#### Material ####
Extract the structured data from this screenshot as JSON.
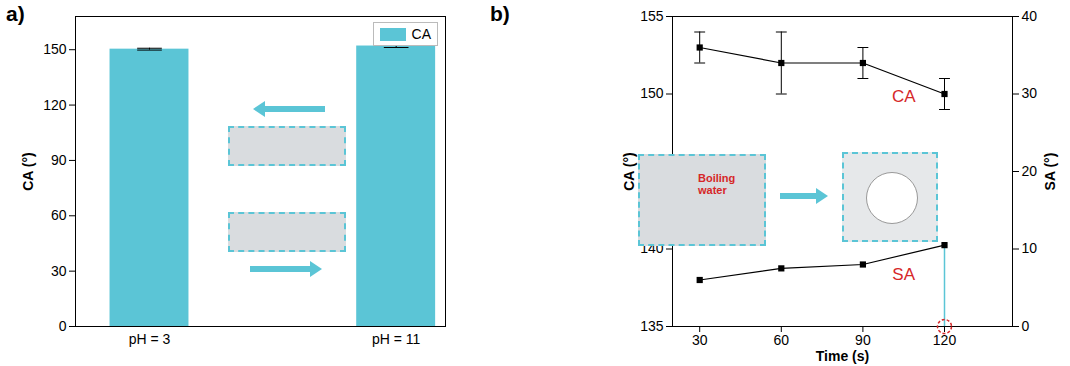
{
  "chart_data": [
    {
      "type": "bar",
      "title": "a)",
      "categories": [
        "pH = 3",
        "pH = 11"
      ],
      "series": [
        {
          "name": "CA",
          "color": "#5BC5D6",
          "values": [
            150.3,
            152.0
          ],
          "errors": [
            0.5,
            0.8
          ]
        }
      ],
      "y_label": "CA (°)",
      "ylim": [
        0,
        168
      ],
      "yticks": [
        0,
        30,
        60,
        90,
        120,
        150
      ],
      "legend": "top-right"
    },
    {
      "type": "line",
      "title": "b)",
      "x": [
        30,
        60,
        90,
        120
      ],
      "x_label": "Time (s)",
      "y_label": "CA (°)",
      "y2_label": "SA (°)",
      "xlim": [
        20,
        145
      ],
      "xticks": [
        30,
        60,
        90,
        120
      ],
      "ylim": [
        135,
        155
      ],
      "yticks": [
        135,
        140,
        145,
        150,
        155
      ],
      "y2lim": [
        0,
        40
      ],
      "y2ticks": [
        0,
        10,
        20,
        30,
        40
      ],
      "series": [
        {
          "name": "CA",
          "color": "#000000",
          "marker": "square",
          "values": [
            153,
            152,
            152,
            150
          ],
          "errors": [
            1,
            2,
            1,
            1
          ]
        },
        {
          "name": "SA",
          "color": "#000000",
          "marker": "square",
          "axis": "y2",
          "values": [
            6,
            7.5,
            8,
            10.5
          ]
        }
      ],
      "annotations": [
        "Boiling water"
      ]
    }
  ]
}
####
■ **Instruction**
Transcribe the material exactly, keeping every word and none of the pictures.

■ **Written answer**
Extract the structured data from this screenshot as JSON.
{
  "chart_data": [
    {
      "type": "bar",
      "title": "a)",
      "categories": [
        "pH = 3",
        "pH = 11"
      ],
      "series": [
        {
          "name": "CA",
          "color": "#5BC5D6",
          "values": [
            150.3,
            152.0
          ],
          "errors": [
            0.5,
            0.8
          ]
        }
      ],
      "y_label": "CA (°)",
      "ylim": [
        0,
        168
      ],
      "yticks": [
        0,
        30,
        60,
        90,
        120,
        150
      ],
      "legend": "top-right"
    },
    {
      "type": "line",
      "title": "b)",
      "x": [
        30,
        60,
        90,
        120
      ],
      "x_label": "Time (s)",
      "y_label": "CA (°)",
      "y2_label": "SA (°)",
      "xlim": [
        20,
        145
      ],
      "xticks": [
        30,
        60,
        90,
        120
      ],
      "ylim": [
        135,
        155
      ],
      "yticks": [
        135,
        140,
        145,
        150,
        155
      ],
      "y2lim": [
        0,
        40
      ],
      "y2ticks": [
        0,
        10,
        20,
        30,
        40
      ],
      "series": [
        {
          "name": "CA",
          "color": "#000000",
          "marker": "square",
          "values": [
            153,
            152,
            152,
            150
          ],
          "errors": [
            1,
            2,
            1,
            1
          ]
        },
        {
          "name": "SA",
          "color": "#000000",
          "marker": "square",
          "axis": "y2",
          "values": [
            6,
            7.5,
            8,
            10.5
          ]
        }
      ],
      "annotations": [
        "Boiling water"
      ]
    }
  ]
}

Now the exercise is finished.